- The task
Check every line of the data below for the string "Group", and copy the ones that hold it.

[Stored data]
>> Begin

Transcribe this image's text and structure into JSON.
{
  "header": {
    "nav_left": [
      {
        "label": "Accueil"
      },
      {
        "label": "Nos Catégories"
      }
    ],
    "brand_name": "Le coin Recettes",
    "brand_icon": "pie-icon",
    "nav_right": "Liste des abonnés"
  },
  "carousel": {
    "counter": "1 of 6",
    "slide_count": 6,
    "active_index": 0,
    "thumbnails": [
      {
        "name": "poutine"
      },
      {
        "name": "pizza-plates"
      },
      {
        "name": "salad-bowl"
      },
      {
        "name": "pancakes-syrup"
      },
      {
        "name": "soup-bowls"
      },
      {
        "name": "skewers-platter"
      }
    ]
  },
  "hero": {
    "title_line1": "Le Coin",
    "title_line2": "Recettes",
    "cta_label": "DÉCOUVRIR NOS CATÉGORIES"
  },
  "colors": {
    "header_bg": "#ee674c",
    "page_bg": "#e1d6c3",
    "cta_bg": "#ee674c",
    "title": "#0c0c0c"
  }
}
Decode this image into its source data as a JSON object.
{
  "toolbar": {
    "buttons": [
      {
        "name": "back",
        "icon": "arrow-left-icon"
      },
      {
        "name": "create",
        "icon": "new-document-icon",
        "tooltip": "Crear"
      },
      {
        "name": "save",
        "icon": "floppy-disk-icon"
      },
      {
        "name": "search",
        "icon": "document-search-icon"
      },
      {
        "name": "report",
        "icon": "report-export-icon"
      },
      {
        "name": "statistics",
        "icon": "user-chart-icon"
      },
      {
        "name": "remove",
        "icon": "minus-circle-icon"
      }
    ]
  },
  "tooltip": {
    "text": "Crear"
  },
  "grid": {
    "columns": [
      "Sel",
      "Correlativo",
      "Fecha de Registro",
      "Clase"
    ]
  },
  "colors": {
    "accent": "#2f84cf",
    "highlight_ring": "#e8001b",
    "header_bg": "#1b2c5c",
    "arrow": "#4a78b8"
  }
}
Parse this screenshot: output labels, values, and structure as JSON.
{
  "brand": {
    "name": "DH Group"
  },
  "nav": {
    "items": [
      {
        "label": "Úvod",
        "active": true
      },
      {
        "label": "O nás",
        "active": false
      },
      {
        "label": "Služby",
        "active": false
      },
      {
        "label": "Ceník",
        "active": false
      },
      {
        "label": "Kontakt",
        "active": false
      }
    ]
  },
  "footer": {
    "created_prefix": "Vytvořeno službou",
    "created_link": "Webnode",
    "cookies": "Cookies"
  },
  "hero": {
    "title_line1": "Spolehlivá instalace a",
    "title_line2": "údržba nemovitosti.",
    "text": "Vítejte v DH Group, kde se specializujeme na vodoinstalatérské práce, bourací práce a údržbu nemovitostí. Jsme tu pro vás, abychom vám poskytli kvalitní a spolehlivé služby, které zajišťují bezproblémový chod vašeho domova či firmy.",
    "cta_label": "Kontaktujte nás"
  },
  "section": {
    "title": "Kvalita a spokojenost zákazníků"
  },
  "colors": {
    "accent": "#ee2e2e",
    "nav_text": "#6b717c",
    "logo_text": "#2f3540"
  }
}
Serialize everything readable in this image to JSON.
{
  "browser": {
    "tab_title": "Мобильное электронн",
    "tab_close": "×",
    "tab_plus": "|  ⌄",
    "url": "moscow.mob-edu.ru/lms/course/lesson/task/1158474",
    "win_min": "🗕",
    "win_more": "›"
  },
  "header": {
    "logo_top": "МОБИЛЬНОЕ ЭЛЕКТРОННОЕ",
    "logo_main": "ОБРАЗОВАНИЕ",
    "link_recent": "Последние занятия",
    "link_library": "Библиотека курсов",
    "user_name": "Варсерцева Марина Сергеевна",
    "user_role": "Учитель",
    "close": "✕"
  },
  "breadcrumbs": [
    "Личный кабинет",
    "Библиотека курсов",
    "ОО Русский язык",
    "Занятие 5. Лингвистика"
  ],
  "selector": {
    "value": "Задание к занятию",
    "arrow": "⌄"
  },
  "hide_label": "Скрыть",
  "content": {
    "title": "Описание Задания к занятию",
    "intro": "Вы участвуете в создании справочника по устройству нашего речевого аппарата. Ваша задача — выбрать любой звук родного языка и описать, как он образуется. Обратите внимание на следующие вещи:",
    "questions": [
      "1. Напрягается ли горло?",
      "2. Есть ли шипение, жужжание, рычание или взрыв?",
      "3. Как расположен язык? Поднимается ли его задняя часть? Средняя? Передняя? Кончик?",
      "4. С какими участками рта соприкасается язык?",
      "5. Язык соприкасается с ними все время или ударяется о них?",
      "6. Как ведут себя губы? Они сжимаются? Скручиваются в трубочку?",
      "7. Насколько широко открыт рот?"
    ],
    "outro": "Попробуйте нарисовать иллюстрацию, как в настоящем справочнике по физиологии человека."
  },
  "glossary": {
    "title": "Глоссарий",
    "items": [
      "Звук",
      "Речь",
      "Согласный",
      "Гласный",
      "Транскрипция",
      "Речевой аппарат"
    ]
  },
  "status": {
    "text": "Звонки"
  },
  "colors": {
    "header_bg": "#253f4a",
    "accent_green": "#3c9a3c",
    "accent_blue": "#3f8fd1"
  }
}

>> End

- Task solution
    "name": "DH Group"
    "text": "Vítejte v DH Group, kde se specializujeme na vodoinstalatérské práce, bourací práce a údržbu nemovitostí. Jsme tu pro vás, abychom vám poskytli kvalitní a spolehlivé služby, které zajišťují bezproblémový chod vašeho domova či firmy.",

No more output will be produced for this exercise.